### Input ###

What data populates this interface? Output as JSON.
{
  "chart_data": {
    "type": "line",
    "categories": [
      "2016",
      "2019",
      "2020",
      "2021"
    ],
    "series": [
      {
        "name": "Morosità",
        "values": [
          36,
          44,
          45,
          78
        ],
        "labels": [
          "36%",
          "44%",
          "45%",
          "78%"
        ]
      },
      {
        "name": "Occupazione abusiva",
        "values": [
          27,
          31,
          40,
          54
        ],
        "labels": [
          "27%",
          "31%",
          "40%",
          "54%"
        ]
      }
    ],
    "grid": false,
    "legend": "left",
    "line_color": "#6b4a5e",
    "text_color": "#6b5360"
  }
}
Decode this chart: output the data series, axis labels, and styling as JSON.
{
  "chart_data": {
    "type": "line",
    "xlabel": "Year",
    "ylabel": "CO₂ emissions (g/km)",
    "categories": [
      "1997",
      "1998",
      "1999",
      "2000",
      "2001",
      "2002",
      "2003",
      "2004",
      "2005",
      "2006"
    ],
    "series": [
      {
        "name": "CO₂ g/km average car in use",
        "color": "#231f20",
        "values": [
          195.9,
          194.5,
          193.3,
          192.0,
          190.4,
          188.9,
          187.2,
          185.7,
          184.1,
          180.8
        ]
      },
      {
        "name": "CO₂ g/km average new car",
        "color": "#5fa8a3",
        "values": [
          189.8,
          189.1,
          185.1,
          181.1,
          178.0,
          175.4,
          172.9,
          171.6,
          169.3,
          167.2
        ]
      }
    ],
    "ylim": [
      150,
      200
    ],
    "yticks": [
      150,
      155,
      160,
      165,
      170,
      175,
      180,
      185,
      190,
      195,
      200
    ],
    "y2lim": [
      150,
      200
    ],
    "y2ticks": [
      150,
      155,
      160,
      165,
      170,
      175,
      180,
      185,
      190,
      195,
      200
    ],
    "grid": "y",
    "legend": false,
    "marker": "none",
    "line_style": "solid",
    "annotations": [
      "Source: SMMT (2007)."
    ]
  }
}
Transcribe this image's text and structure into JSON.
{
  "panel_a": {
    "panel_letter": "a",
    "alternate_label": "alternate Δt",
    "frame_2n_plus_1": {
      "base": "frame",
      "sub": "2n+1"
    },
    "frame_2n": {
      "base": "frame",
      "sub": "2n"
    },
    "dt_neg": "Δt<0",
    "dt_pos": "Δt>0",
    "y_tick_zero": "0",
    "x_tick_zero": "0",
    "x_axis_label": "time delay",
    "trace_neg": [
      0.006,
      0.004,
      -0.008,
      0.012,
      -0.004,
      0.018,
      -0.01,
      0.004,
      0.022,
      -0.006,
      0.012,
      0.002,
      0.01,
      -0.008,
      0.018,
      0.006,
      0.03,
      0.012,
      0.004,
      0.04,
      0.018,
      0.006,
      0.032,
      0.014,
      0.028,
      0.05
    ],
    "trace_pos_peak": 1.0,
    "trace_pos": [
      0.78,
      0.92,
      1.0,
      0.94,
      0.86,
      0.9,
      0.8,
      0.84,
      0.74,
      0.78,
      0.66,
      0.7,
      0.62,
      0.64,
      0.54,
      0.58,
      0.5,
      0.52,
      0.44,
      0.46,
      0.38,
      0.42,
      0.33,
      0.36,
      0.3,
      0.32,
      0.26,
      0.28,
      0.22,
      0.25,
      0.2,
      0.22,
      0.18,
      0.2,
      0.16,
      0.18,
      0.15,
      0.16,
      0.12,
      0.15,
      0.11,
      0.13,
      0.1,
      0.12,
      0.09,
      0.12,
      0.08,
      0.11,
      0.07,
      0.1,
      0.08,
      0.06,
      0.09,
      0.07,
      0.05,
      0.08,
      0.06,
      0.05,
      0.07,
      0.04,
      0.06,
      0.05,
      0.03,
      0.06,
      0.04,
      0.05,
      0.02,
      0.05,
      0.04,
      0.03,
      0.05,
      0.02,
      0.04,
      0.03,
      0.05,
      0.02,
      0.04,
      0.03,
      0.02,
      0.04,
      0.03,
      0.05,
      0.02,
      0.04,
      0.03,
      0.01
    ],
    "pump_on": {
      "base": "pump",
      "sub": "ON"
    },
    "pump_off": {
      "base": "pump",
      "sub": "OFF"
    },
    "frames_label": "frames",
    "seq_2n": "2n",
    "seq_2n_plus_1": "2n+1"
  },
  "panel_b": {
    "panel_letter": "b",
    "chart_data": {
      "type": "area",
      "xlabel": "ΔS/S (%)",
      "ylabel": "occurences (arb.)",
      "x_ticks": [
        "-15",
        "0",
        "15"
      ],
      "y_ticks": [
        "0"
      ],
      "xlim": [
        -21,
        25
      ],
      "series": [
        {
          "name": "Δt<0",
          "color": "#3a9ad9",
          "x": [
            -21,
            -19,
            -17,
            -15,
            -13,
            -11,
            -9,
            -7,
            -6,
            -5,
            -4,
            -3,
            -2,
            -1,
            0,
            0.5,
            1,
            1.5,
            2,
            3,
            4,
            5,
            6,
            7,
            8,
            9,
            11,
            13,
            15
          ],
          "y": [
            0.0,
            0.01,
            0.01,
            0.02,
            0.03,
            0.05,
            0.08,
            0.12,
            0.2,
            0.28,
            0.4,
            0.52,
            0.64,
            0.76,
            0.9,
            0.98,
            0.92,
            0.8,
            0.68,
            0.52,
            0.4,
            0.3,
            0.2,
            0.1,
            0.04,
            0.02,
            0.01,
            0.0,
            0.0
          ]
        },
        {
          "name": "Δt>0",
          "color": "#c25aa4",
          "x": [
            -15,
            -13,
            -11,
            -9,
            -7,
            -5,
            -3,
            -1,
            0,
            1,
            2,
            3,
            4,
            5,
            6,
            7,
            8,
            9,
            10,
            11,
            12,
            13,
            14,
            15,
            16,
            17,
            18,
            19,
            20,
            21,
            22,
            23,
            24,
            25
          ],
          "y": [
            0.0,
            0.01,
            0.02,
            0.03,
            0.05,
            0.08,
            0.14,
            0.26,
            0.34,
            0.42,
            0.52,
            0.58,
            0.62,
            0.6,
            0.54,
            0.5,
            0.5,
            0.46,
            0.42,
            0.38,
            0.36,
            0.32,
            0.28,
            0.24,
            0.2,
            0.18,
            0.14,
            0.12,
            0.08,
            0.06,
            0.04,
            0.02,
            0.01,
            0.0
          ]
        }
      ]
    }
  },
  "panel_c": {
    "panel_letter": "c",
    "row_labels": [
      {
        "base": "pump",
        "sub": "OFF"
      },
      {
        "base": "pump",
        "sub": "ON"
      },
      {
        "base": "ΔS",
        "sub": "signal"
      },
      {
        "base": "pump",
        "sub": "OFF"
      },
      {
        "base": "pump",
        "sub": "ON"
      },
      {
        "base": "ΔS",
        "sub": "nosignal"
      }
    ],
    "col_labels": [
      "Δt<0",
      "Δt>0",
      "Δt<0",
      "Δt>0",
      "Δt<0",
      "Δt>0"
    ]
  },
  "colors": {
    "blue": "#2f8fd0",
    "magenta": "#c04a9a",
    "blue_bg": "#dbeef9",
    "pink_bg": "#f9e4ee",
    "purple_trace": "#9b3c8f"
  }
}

###

▸ **What is required**
Repeat the listing exactly, from its first line to its last.

▸ **Exercise answer**
What data populates this interface? Output as JSON.
{
  "chart_data": {
    "type": "line",
    "categories": [
      "2016",
      "2019",
      "2020",
      "2021"
    ],
    "series": [
      {
        "name": "Morosità",
        "values": [
          36,
          44,
          45,
          78
        ],
        "labels": [
          "36%",
          "44%",
          "45%",
          "78%"
        ]
      },
      {
        "name": "Occupazione abusiva",
        "values": [
          27,
          31,
          40,
          54
        ],
        "labels": [
          "27%",
          "31%",
          "40%",
          "54%"
        ]
      }
    ],
    "grid": false,
    "legend": "left",
    "line_color": "#6b4a5e",
    "text_color": "#6b5360"
  }
}
Decode this chart: output the data series, axis labels, and styling as JSON.
{
  "chart_data": {
    "type": "line",
    "xlabel": "Year",
    "ylabel": "CO₂ emissions (g/km)",
    "categories": [
      "1997",
      "1998",
      "1999",
      "2000",
      "2001",
      "2002",
      "2003",
      "2004",
      "2005",
      "2006"
    ],
    "series": [
      {
        "name": "CO₂ g/km average car in use",
        "color": "#231f20",
        "values": [
          195.9,
          194.5,
          193.3,
          192.0,
          190.4,
          188.9,
          187.2,
          185.7,
          184.1,
          180.8
        ]
      },
      {
        "name": "CO₂ g/km average new car",
        "color": "#5fa8a3",
        "values": [
          189.8,
          189.1,
          185.1,
          181.1,
          178.0,
          175.4,
          172.9,
          171.6,
          169.3,
          167.2
        ]
      }
    ],
    "ylim": [
      150,
      200
    ],
    "yticks": [
      150,
      155,
      160,
      165,
      170,
      175,
      180,
      185,
      190,
      195,
      200
    ],
    "y2lim": [
      150,
      200
    ],
    "y2ticks": [
      150,
      155,
      160,
      165,
      170,
      175,
      180,
      185,
      190,
      195,
      200
    ],
    "grid": "y",
    "legend": false,
    "marker": "none",
    "line_style": "solid",
    "annotations": [
      "Source: SMMT (2007)."
    ]
  }
}
Transcribe this image's text and structure into JSON.
{
  "panel_a": {
    "panel_letter": "a",
    "alternate_label": "alternate Δt",
    "frame_2n_plus_1": {
      "base": "frame",
      "sub": "2n+1"
    },
    "frame_2n": {
      "base": "frame",
      "sub": "2n"
    },
    "dt_neg": "Δt<0",
    "dt_pos": "Δt>0",
    "y_tick_zero": "0",
    "x_tick_zero": "0",
    "x_axis_label": "time delay",
    "trace_neg": [
      0.006,
      0.004,
      -0.008,
      0.012,
      -0.004,
      0.018,
      -0.01,
      0.004,
      0.022,
      -0.006,
      0.012,
      0.002,
      0.01,
      -0.008,
      0.018,
      0.006,
      0.03,
      0.012,
      0.004,
      0.04,
      0.018,
      0.006,
      0.032,
      0.014,
      0.028,
      0.05
    ],
    "trace_pos_peak": 1.0,
    "trace_pos": [
      0.78,
      0.92,
      1.0,
      0.94,
      0.86,
      0.9,
      0.8,
      0.84,
      0.74,
      0.78,
      0.66,
      0.7,
      0.62,
      0.64,
      0.54,
      0.58,
      0.5,
      0.52,
      0.44,
      0.46,
      0.38,
      0.42,
      0.33,
      0.36,
      0.3,
      0.32,
      0.26,
      0.28,
      0.22,
      0.25,
      0.2,
      0.22,
      0.18,
      0.2,
      0.16,
      0.18,
      0.15,
      0.16,
      0.12,
      0.15,
      0.11,
      0.13,
      0.1,
      0.12,
      0.09,
      0.12,
      0.08,
      0.11,
      0.07,
      0.1,
      0.08,
      0.06,
      0.09,
      0.07,
      0.05,
      0.08,
      0.06,
      0.05,
      0.07,
      0.04,
      0.06,
      0.05,
      0.03,
      0.06,
      0.04,
      0.05,
      0.02,
      0.05,
      0.04,
      0.03,
      0.05,
      0.02,
      0.04,
      0.03,
      0.05,
      0.02,
      0.04,
      0.03,
      0.02,
      0.04,
      0.03,
      0.05,
      0.02,
      0.04,
      0.03,
      0.01
    ],
    "pump_on": {
      "base": "pump",
      "sub": "ON"
    },
    "pump_off": {
      "base": "pump",
      "sub": "OFF"
    },
    "frames_label": "frames",
    "seq_2n": "2n",
    "seq_2n_plus_1": "2n+1"
  },
  "panel_b": {
    "panel_letter": "b",
    "chart_data": {
      "type": "area",
      "xlabel": "ΔS/S (%)",
      "ylabel": "occurences (arb.)",
      "x_ticks": [
        "-15",
        "0",
        "15"
      ],
      "y_ticks": [
        "0"
      ],
      "xlim": [
        -21,
        25
      ],
      "series": [
        {
          "name": "Δt<0",
          "color": "#3a9ad9",
          "x": [
            -21,
            -19,
            -17,
            -15,
            -13,
            -11,
            -9,
            -7,
            -6,
            -5,
            -4,
            -3,
            -2,
            -1,
            0,
            0.5,
            1,
            1.5,
            2,
            3,
            4,
            5,
            6,
            7,
            8,
            9,
            11,
            13,
            15
          ],
          "y": [
            0.0,
            0.01,
            0.01,
            0.02,
            0.03,
            0.05,
            0.08,
            0.12,
            0.2,
            0.28,
            0.4,
            0.52,
            0.64,
            0.76,
            0.9,
            0.98,
            0.92,
            0.8,
            0.68,
            0.52,
            0.4,
            0.3,
            0.2,
            0.1,
            0.04,
            0.02,
            0.01,
            0.0,
            0.0
          ]
        },
        {
          "name": "Δt>0",
          "color": "#c25aa4",
          "x": [
            -15,
            -13,
            -11,
            -9,
            -7,
            -5,
            -3,
            -1,
            0,
            1,
            2,
            3,
            4,
            5,
            6,
            7,
            8,
            9,
            10,
            11,
            12,
            13,
            14,
            15,
            16,
            17,
            18,
            19,
            20,
            21,
            22,
            23,
            24,
            25
          ],
          "y": [
            0.0,
            0.01,
            0.02,
            0.03,
            0.05,
            0.08,
            0.14,
            0.26,
            0.34,
            0.42,
            0.52,
            0.58,
            0.62,
            0.6,
            0.54,
            0.5,
            0.5,
            0.46,
            0.42,
            0.38,
            0.36,
            0.32,
            0.28,
            0.24,
            0.2,
            0.18,
            0.14,
            0.12,
            0.08,
            0.06,
            0.04,
            0.02,
            0.01,
            0.0
          ]
        }
      ]
    }
  },
  "panel_c": {
    "panel_letter": "c",
    "row_labels": [
      {
        "base": "pump",
        "sub": "OFF"
      },
      {
        "base": "pump",
        "sub": "ON"
      },
      {
        "base": "ΔS",
        "sub": "signal"
      },
      {
        "base": "pump",
        "sub": "OFF"
      },
      {
        "base": "pump",
        "sub": "ON"
      },
      {
        "base": "ΔS",
        "sub": "nosignal"
      }
    ],
    "col_labels": [
      "Δt<0",
      "Δt>0",
      "Δt<0",
      "Δt>0",
      "Δt<0",
      "Δt>0"
    ]
  },
  "colors": {
    "blue": "#2f8fd0",
    "magenta": "#c04a9a",
    "blue_bg": "#dbeef9",
    "pink_bg": "#f9e4ee",
    "purple_trace": "#9b3c8f"
  }
}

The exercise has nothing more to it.